▸ **Instruction**:
From the listing below, extract every line containing "text".

Saved entries:
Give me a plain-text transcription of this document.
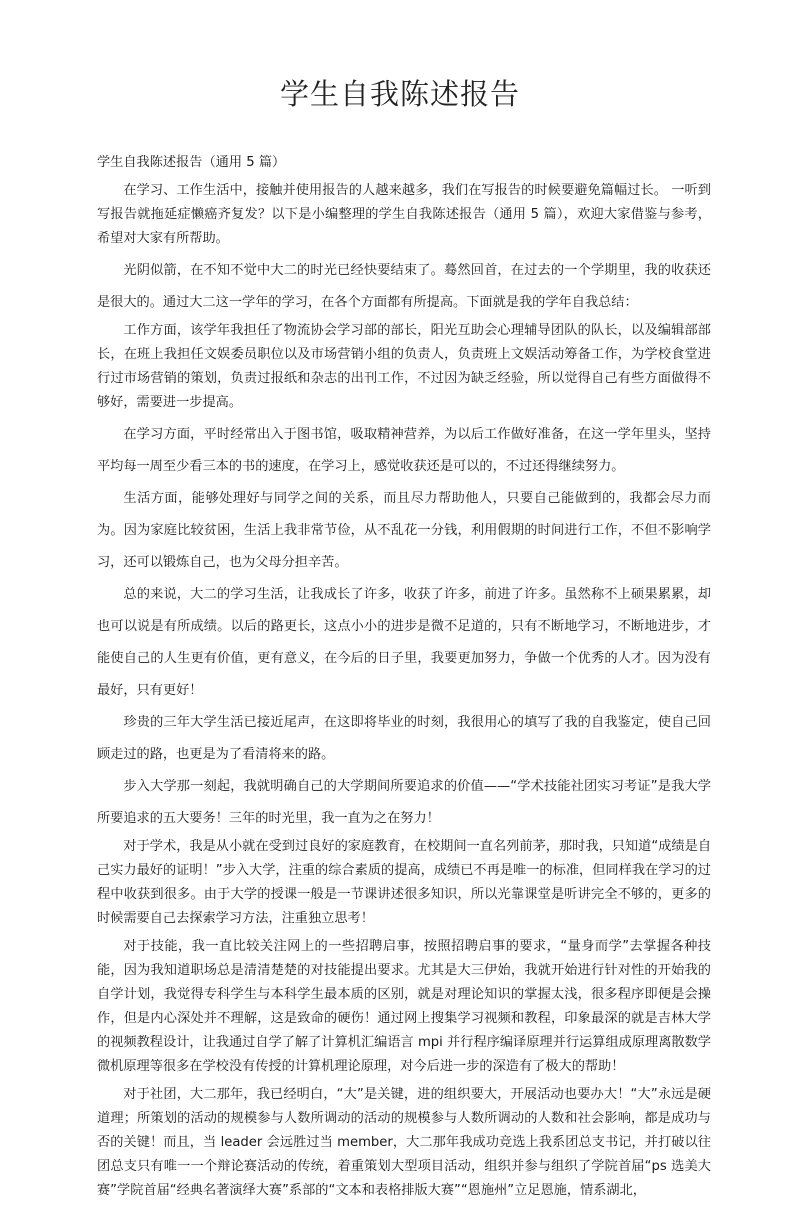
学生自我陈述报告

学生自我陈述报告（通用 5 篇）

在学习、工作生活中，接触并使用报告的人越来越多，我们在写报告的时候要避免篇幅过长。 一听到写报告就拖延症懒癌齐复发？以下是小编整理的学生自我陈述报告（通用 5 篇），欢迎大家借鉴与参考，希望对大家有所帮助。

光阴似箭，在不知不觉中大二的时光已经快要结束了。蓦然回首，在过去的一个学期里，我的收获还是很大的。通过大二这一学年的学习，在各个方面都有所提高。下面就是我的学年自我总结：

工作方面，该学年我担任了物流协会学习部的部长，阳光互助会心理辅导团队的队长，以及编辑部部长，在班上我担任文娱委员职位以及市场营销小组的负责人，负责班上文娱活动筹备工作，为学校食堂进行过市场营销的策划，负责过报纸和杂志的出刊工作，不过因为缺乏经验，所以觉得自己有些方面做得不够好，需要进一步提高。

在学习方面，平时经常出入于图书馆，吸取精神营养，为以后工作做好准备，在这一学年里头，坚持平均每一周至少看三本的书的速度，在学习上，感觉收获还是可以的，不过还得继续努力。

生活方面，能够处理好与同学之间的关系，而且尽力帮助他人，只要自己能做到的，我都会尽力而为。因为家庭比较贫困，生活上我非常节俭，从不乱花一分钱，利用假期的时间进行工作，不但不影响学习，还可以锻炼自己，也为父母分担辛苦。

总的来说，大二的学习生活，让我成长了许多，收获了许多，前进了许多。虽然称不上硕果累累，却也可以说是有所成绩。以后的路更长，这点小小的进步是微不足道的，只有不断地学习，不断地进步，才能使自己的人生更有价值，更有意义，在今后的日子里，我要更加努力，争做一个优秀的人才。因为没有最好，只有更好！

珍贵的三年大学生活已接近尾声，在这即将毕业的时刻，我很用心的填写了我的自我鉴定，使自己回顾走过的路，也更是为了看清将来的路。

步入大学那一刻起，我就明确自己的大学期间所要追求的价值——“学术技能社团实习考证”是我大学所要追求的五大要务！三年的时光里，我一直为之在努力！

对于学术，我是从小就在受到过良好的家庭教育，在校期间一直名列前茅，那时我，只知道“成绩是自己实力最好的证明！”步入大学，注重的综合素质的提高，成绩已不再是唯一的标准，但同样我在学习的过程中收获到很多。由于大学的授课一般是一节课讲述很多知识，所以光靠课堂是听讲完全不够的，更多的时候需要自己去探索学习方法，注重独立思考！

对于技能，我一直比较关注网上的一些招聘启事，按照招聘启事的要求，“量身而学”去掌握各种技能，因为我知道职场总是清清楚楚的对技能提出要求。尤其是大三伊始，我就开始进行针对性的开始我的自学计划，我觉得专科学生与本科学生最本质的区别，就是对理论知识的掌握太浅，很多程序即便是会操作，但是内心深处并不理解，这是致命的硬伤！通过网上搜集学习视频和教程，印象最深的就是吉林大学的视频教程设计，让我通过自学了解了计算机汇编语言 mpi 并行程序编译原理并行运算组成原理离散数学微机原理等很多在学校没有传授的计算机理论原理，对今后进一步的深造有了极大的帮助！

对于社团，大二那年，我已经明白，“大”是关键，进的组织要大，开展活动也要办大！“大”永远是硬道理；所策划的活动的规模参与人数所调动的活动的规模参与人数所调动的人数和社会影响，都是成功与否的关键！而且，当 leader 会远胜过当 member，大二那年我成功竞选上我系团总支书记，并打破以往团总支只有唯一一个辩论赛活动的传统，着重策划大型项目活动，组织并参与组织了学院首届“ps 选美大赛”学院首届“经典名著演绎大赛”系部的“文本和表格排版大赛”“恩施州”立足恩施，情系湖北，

---

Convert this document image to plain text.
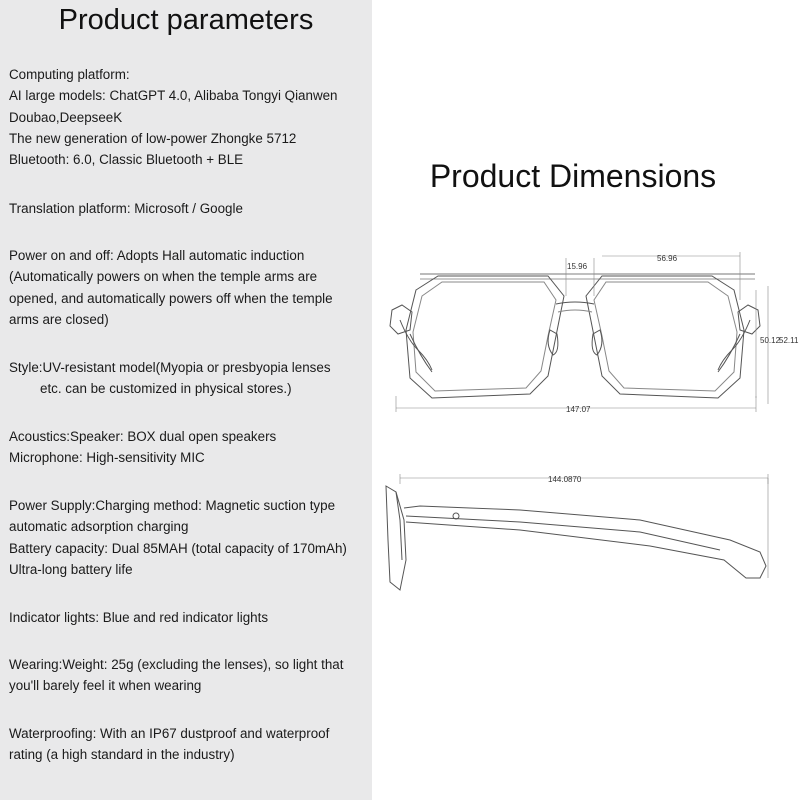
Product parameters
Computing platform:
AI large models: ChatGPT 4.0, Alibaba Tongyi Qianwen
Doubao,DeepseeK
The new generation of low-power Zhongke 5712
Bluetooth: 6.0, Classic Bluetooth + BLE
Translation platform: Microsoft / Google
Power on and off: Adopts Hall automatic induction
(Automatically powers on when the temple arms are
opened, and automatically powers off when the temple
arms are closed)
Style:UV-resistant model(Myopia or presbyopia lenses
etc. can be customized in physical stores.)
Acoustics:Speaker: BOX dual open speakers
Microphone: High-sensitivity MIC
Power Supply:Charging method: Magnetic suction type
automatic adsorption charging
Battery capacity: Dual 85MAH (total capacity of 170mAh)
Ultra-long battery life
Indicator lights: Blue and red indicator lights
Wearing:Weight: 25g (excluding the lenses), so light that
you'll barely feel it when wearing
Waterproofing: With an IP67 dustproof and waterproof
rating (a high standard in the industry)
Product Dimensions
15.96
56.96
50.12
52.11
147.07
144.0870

▸ **Reply to the exercise**:
Give me a plain-text transcription of this document.
Convert this document image to plain text.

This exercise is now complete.